__TASK INSTRUCTIONS__: Say how many lines in the data below contain the word "Peak", and give no other text.
══════
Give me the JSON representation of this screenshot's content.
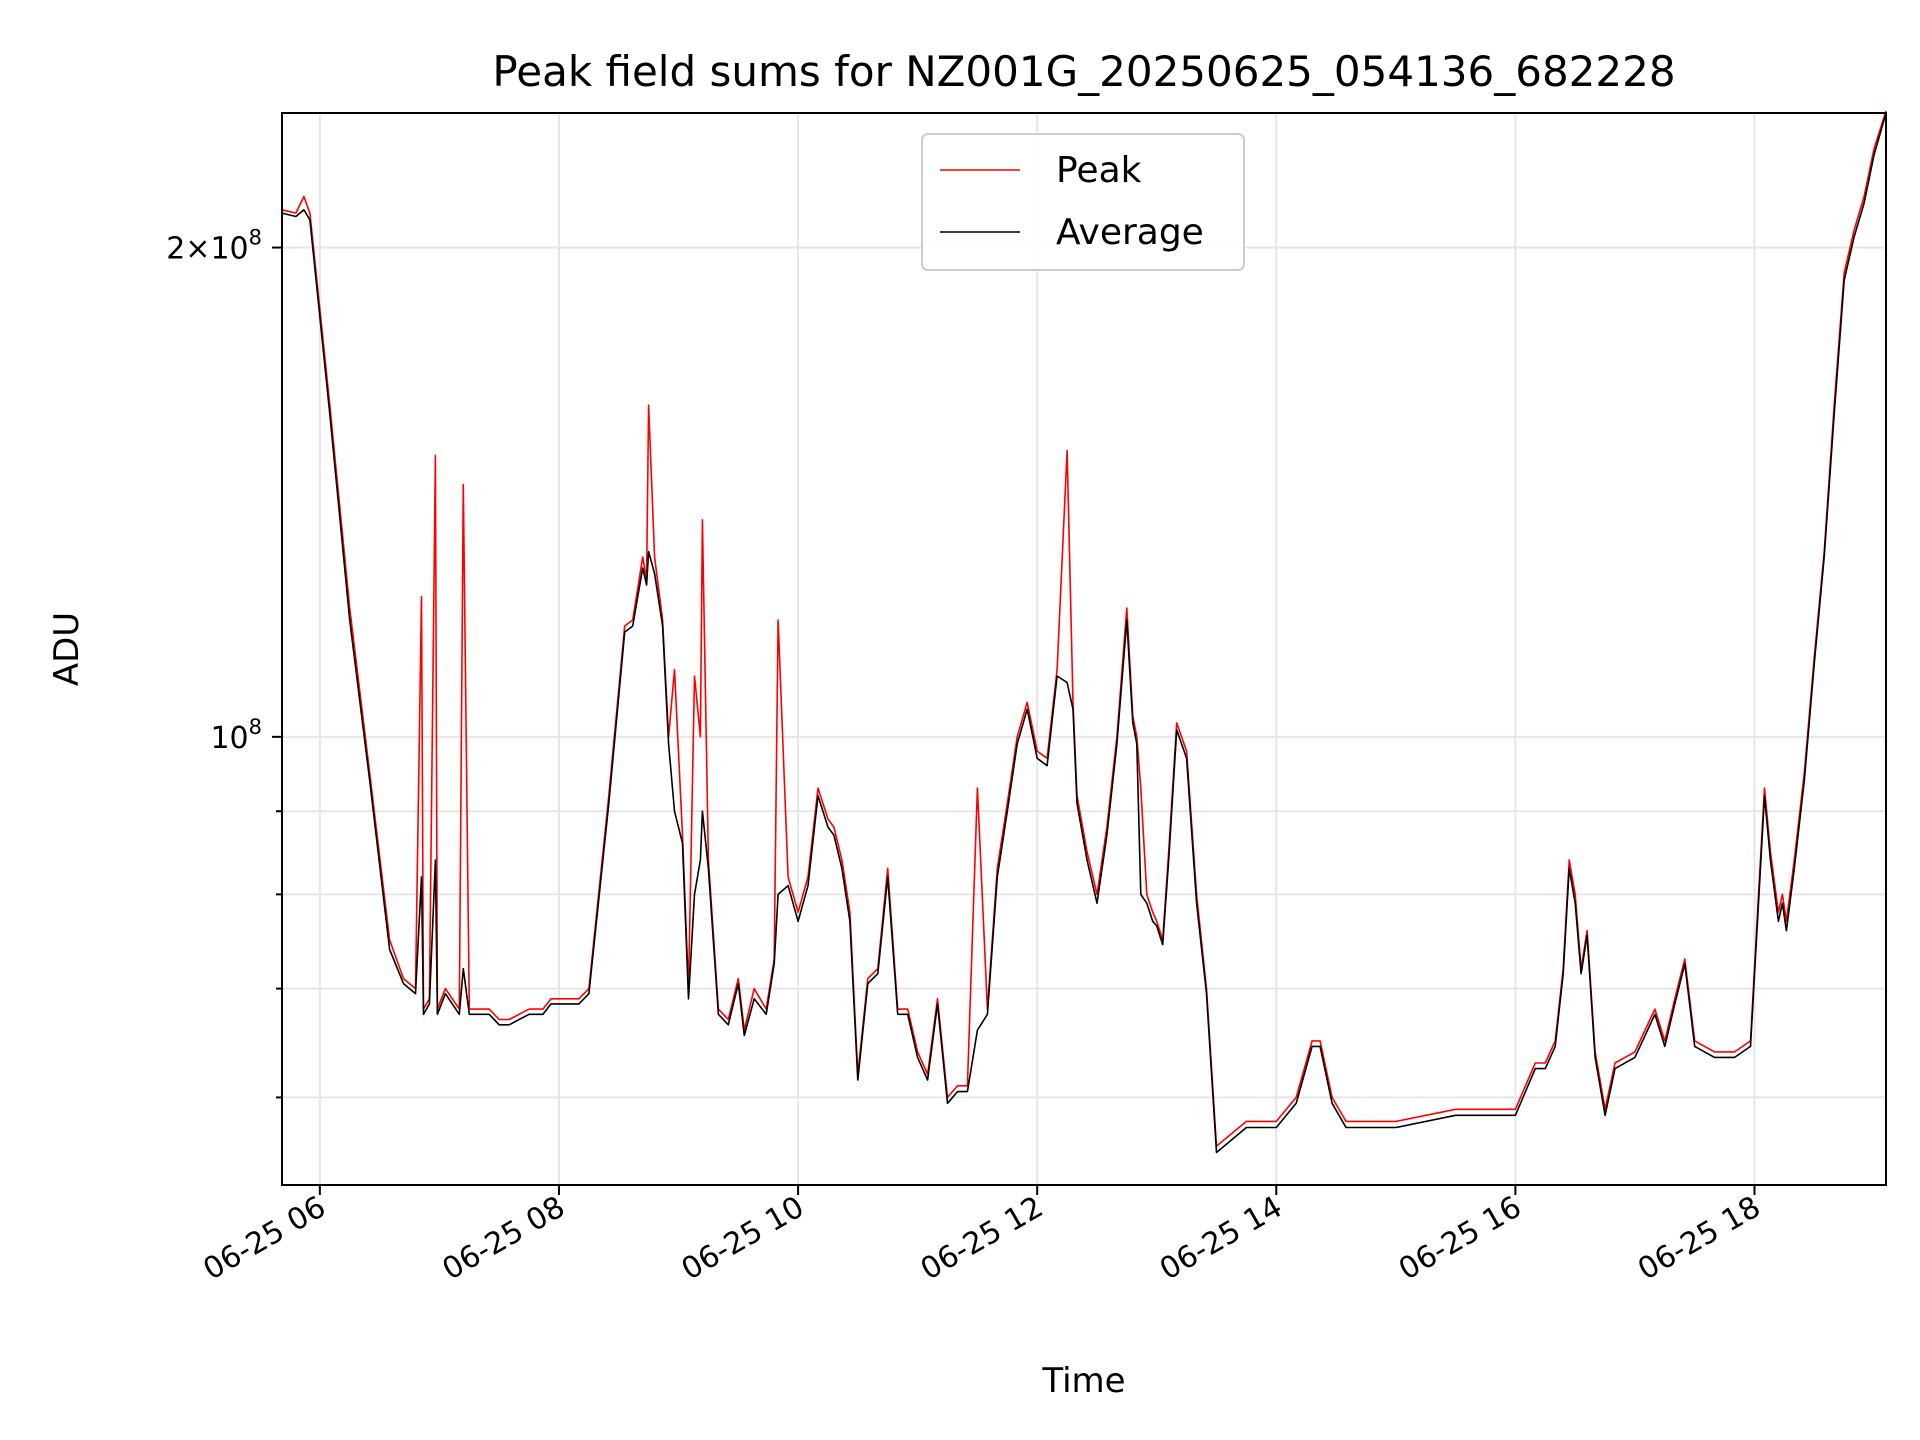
{
  "chart_data": {
    "type": "line",
    "title": "Peak field sums for NZ001G_20250625_054136_682228",
    "xlabel": "Time",
    "ylabel": "ADU",
    "y_scale": "log",
    "grid": true,
    "legend_position": "top-center",
    "xlim": [
      "06-25 05:41",
      "06-25 19:06"
    ],
    "ylim": [
      53000000,
      242000000
    ],
    "x_ticks": [
      "06-25 06",
      "06-25 08",
      "06-25 10",
      "06-25 12",
      "06-25 14",
      "06-25 16",
      "06-25 18"
    ],
    "y_ticks": [
      {
        "value": 100000000,
        "base": "10",
        "exp": "8",
        "mult": ""
      },
      {
        "value": 200000000,
        "base": "10",
        "exp": "8",
        "mult": "2×"
      }
    ],
    "series": [
      {
        "name": "Peak",
        "color": "#ff0000",
        "x": [
          "06-25 05:41",
          "06-25 05:48",
          "06-25 05:52",
          "06-25 05:55",
          "06-25 06:05",
          "06-25 06:15",
          "06-25 06:25",
          "06-25 06:35",
          "06-25 06:42",
          "06-25 06:48",
          "06-25 06:51",
          "06-25 06:52",
          "06-25 06:55",
          "06-25 06:58",
          "06-25 06:59",
          "06-25 07:03",
          "06-25 07:10",
          "06-25 07:12",
          "06-25 07:15",
          "06-25 07:20",
          "06-25 07:25",
          "06-25 07:30",
          "06-25 07:35",
          "06-25 07:40",
          "06-25 07:45",
          "06-25 07:50",
          "06-25 07:52",
          "06-25 07:56",
          "06-25 08:05",
          "06-25 08:10",
          "06-25 08:15",
          "06-25 08:25",
          "06-25 08:33",
          "06-25 08:37",
          "06-25 08:42",
          "06-25 08:44",
          "06-25 08:45",
          "06-25 08:48",
          "06-25 08:52",
          "06-25 08:55",
          "06-25 08:58",
          "06-25 09:02",
          "06-25 09:05",
          "06-25 09:08",
          "06-25 09:11",
          "06-25 09:12",
          "06-25 09:15",
          "06-25 09:20",
          "06-25 09:25",
          "06-25 09:30",
          "06-25 09:33",
          "06-25 09:38",
          "06-25 09:44",
          "06-25 09:48",
          "06-25 09:50",
          "06-25 09:55",
          "06-25 10:00",
          "06-25 10:05",
          "06-25 10:10",
          "06-25 10:15",
          "06-25 10:18",
          "06-25 10:22",
          "06-25 10:26",
          "06-25 10:30",
          "06-25 10:35",
          "06-25 10:40",
          "06-25 10:45",
          "06-25 10:50",
          "06-25 10:55",
          "06-25 11:00",
          "06-25 11:05",
          "06-25 11:10",
          "06-25 11:15",
          "06-25 11:20",
          "06-25 11:25",
          "06-25 11:30",
          "06-25 11:35",
          "06-25 11:40",
          "06-25 11:45",
          "06-25 11:50",
          "06-25 11:55",
          "06-25 12:00",
          "06-25 12:05",
          "06-25 12:10",
          "06-25 12:15",
          "06-25 12:18",
          "06-25 12:20",
          "06-25 12:25",
          "06-25 12:30",
          "06-25 12:35",
          "06-25 12:40",
          "06-25 12:45",
          "06-25 12:48",
          "06-25 12:50",
          "06-25 12:52",
          "06-25 12:55",
          "06-25 12:58",
          "06-25 13:00",
          "06-25 13:03",
          "06-25 13:06",
          "06-25 13:10",
          "06-25 13:15",
          "06-25 13:20",
          "06-25 13:25",
          "06-25 13:30",
          "06-25 13:45",
          "06-25 14:00",
          "06-25 14:10",
          "06-25 14:18",
          "06-25 14:22",
          "06-25 14:28",
          "06-25 14:35",
          "06-25 15:00",
          "06-25 15:30",
          "06-25 16:00",
          "06-25 16:10",
          "06-25 16:15",
          "06-25 16:20",
          "06-25 16:24",
          "06-25 16:27",
          "06-25 16:30",
          "06-25 16:33",
          "06-25 16:36",
          "06-25 16:40",
          "06-25 16:45",
          "06-25 16:50",
          "06-25 17:00",
          "06-25 17:10",
          "06-25 17:15",
          "06-25 17:20",
          "06-25 17:25",
          "06-25 17:30",
          "06-25 17:40",
          "06-25 17:50",
          "06-25 17:58",
          "06-25 18:02",
          "06-25 18:05",
          "06-25 18:08",
          "06-25 18:12",
          "06-25 18:14",
          "06-25 18:16",
          "06-25 18:20",
          "06-25 18:25",
          "06-25 18:30",
          "06-25 18:35",
          "06-25 18:40",
          "06-25 18:45",
          "06-25 18:50",
          "06-25 18:55",
          "06-25 19:00",
          "06-25 19:06"
        ],
        "values": [
          211000000,
          210000000,
          215000000,
          210000000,
          160000000,
          120000000,
          95000000,
          75000000,
          71000000,
          70000000,
          122000000,
          68000000,
          69000000,
          149000000,
          68000000,
          70000000,
          68000000,
          143000000,
          68000000,
          68000000,
          68000000,
          67000000,
          67000000,
          67500000,
          68000000,
          68000000,
          68000000,
          69000000,
          69000000,
          69000000,
          70000000,
          92000000,
          117000000,
          118000000,
          129000000,
          125000000,
          160000000,
          129000000,
          118000000,
          100000000,
          110000000,
          87000000,
          70000000,
          109000000,
          100000000,
          136000000,
          84000000,
          68000000,
          67000000,
          71000000,
          66000000,
          70000000,
          68000000,
          73000000,
          118000000,
          82000000,
          78000000,
          82000000,
          93000000,
          89000000,
          88000000,
          84000000,
          78000000,
          62000000,
          71000000,
          72000000,
          83000000,
          68000000,
          68000000,
          64000000,
          62000000,
          69000000,
          60000000,
          61000000,
          61000000,
          93000000,
          68000000,
          83000000,
          91000000,
          100000000,
          105000000,
          98000000,
          97000000,
          110000000,
          150000000,
          105000000,
          92000000,
          85000000,
          80000000,
          88000000,
          100000000,
          120000000,
          103000000,
          100000000,
          93000000,
          80000000,
          78000000,
          77000000,
          75000000,
          85000000,
          102000000,
          98000000,
          80000000,
          70000000,
          56000000,
          58000000,
          58000000,
          60000000,
          65000000,
          65000000,
          60000000,
          58000000,
          58000000,
          59000000,
          59000000,
          63000000,
          63000000,
          65000000,
          72000000,
          84000000,
          80000000,
          72000000,
          76000000,
          64000000,
          59000000,
          63000000,
          64000000,
          68000000,
          65000000,
          69000000,
          73000000,
          65000000,
          64000000,
          64000000,
          65000000,
          80000000,
          93000000,
          85000000,
          78000000,
          80000000,
          77000000,
          84000000,
          95000000,
          112000000,
          130000000,
          160000000,
          193000000,
          205000000,
          215000000,
          230000000,
          244000000
        ]
      },
      {
        "name": "Average",
        "color": "#000000",
        "x": [
          "06-25 05:41",
          "06-25 05:48",
          "06-25 05:52",
          "06-25 05:55",
          "06-25 06:05",
          "06-25 06:15",
          "06-25 06:25",
          "06-25 06:35",
          "06-25 06:42",
          "06-25 06:48",
          "06-25 06:51",
          "06-25 06:52",
          "06-25 06:55",
          "06-25 06:58",
          "06-25 06:59",
          "06-25 07:03",
          "06-25 07:10",
          "06-25 07:12",
          "06-25 07:15",
          "06-25 07:20",
          "06-25 07:25",
          "06-25 07:30",
          "06-25 07:35",
          "06-25 07:40",
          "06-25 07:45",
          "06-25 07:50",
          "06-25 07:52",
          "06-25 07:56",
          "06-25 08:05",
          "06-25 08:10",
          "06-25 08:15",
          "06-25 08:25",
          "06-25 08:33",
          "06-25 08:37",
          "06-25 08:42",
          "06-25 08:44",
          "06-25 08:45",
          "06-25 08:48",
          "06-25 08:52",
          "06-25 08:55",
          "06-25 08:58",
          "06-25 09:02",
          "06-25 09:05",
          "06-25 09:08",
          "06-25 09:11",
          "06-25 09:12",
          "06-25 09:15",
          "06-25 09:20",
          "06-25 09:25",
          "06-25 09:30",
          "06-25 09:33",
          "06-25 09:38",
          "06-25 09:44",
          "06-25 09:48",
          "06-25 09:50",
          "06-25 09:55",
          "06-25 10:00",
          "06-25 10:05",
          "06-25 10:10",
          "06-25 10:15",
          "06-25 10:18",
          "06-25 10:22",
          "06-25 10:26",
          "06-25 10:30",
          "06-25 10:35",
          "06-25 10:40",
          "06-25 10:45",
          "06-25 10:50",
          "06-25 10:55",
          "06-25 11:00",
          "06-25 11:05",
          "06-25 11:10",
          "06-25 11:15",
          "06-25 11:20",
          "06-25 11:25",
          "06-25 11:30",
          "06-25 11:35",
          "06-25 11:40",
          "06-25 11:45",
          "06-25 11:50",
          "06-25 11:55",
          "06-25 12:00",
          "06-25 12:05",
          "06-25 12:10",
          "06-25 12:15",
          "06-25 12:18",
          "06-25 12:20",
          "06-25 12:25",
          "06-25 12:30",
          "06-25 12:35",
          "06-25 12:40",
          "06-25 12:45",
          "06-25 12:48",
          "06-25 12:50",
          "06-25 12:52",
          "06-25 12:55",
          "06-25 12:58",
          "06-25 13:00",
          "06-25 13:03",
          "06-25 13:06",
          "06-25 13:10",
          "06-25 13:15",
          "06-25 13:20",
          "06-25 13:25",
          "06-25 13:30",
          "06-25 13:45",
          "06-25 14:00",
          "06-25 14:10",
          "06-25 14:18",
          "06-25 14:22",
          "06-25 14:28",
          "06-25 14:35",
          "06-25 15:00",
          "06-25 15:30",
          "06-25 16:00",
          "06-25 16:10",
          "06-25 16:15",
          "06-25 16:20",
          "06-25 16:24",
          "06-25 16:27",
          "06-25 16:30",
          "06-25 16:33",
          "06-25 16:36",
          "06-25 16:40",
          "06-25 16:45",
          "06-25 16:50",
          "06-25 17:00",
          "06-25 17:10",
          "06-25 17:15",
          "06-25 17:20",
          "06-25 17:25",
          "06-25 17:30",
          "06-25 17:40",
          "06-25 17:50",
          "06-25 17:58",
          "06-25 18:02",
          "06-25 18:05",
          "06-25 18:08",
          "06-25 18:12",
          "06-25 18:14",
          "06-25 18:16",
          "06-25 18:20",
          "06-25 18:25",
          "06-25 18:30",
          "06-25 18:35",
          "06-25 18:40",
          "06-25 18:45",
          "06-25 18:50",
          "06-25 18:55",
          "06-25 19:00",
          "06-25 19:06"
        ],
        "values": [
          210000000,
          209000000,
          211000000,
          208000000,
          158000000,
          118000000,
          94000000,
          74000000,
          70500000,
          69500000,
          82000000,
          67500000,
          68500000,
          84000000,
          67500000,
          69500000,
          67500000,
          72000000,
          67500000,
          67500000,
          67500000,
          66500000,
          66500000,
          67000000,
          67500000,
          67500000,
          67500000,
          68500000,
          68500000,
          68500000,
          69500000,
          91000000,
          116000000,
          117000000,
          127000000,
          124000000,
          130000000,
          126000000,
          117000000,
          99000000,
          90000000,
          86000000,
          69000000,
          80000000,
          84000000,
          90000000,
          83000000,
          67500000,
          66500000,
          70500000,
          65500000,
          69000000,
          67500000,
          72500000,
          80000000,
          81000000,
          77000000,
          81000000,
          92000000,
          88000000,
          87000000,
          83000000,
          77000000,
          61500000,
          70500000,
          71500000,
          82000000,
          67500000,
          67500000,
          63500000,
          61500000,
          68500000,
          59500000,
          60500000,
          60500000,
          66000000,
          67500000,
          82000000,
          90000000,
          99000000,
          104000000,
          97000000,
          96000000,
          109000000,
          108000000,
          104000000,
          91000000,
          84000000,
          79000000,
          87000000,
          99000000,
          118000000,
          102000000,
          99000000,
          80000000,
          79000000,
          77000000,
          76500000,
          74500000,
          84000000,
          101000000,
          97000000,
          79000000,
          69500000,
          55500000,
          57500000,
          57500000,
          59500000,
          64500000,
          64500000,
          59500000,
          57500000,
          57500000,
          58500000,
          58500000,
          62500000,
          62500000,
          64500000,
          71500000,
          83000000,
          79000000,
          71500000,
          75500000,
          63500000,
          58500000,
          62500000,
          63500000,
          67500000,
          64500000,
          68500000,
          72500000,
          64500000,
          63500000,
          63500000,
          64500000,
          79000000,
          92000000,
          84000000,
          77000000,
          79000000,
          76000000,
          83000000,
          94000000,
          111000000,
          129000000,
          158000000,
          191000000,
          203000000,
          213000000,
          228000000,
          242000000
        ]
      }
    ]
  }
}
══════
__RESULT__: 2